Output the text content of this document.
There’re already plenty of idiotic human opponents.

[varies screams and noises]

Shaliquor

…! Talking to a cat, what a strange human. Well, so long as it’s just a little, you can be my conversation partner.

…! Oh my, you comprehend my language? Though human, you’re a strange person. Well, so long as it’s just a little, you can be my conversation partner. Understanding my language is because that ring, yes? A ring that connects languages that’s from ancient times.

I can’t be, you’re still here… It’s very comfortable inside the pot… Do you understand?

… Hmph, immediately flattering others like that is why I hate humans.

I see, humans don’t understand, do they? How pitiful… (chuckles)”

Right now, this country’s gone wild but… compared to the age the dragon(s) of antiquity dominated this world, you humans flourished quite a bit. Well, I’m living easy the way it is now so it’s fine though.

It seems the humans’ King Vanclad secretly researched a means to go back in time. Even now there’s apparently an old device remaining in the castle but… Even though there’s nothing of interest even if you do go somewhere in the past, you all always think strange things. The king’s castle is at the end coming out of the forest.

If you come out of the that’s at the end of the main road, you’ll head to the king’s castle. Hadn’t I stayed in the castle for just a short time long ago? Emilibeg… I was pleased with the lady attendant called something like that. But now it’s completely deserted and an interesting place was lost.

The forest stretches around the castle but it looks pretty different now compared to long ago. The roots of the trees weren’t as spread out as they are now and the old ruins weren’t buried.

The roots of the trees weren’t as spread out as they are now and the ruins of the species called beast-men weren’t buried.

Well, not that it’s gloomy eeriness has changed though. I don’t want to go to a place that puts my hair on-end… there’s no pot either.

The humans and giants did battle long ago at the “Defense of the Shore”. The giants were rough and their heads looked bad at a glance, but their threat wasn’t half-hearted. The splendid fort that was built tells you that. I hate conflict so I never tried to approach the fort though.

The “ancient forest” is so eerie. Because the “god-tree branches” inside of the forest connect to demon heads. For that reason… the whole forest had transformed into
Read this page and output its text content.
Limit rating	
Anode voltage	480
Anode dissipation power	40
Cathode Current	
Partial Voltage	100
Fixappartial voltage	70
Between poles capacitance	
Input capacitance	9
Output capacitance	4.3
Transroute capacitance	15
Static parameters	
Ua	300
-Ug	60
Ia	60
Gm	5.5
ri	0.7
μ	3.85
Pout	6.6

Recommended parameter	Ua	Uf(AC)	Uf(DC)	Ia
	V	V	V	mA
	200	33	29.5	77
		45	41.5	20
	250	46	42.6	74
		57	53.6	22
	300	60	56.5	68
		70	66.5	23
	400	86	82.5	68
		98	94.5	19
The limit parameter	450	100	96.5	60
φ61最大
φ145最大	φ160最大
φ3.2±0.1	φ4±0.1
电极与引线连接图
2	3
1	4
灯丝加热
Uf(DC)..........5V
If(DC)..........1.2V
..........
TASK GOAL — Find every line above that contains the word "Anode", and return each one.

ANSWER TO THE EXERCISE —
Anode voltage	480
Anode dissipation power	40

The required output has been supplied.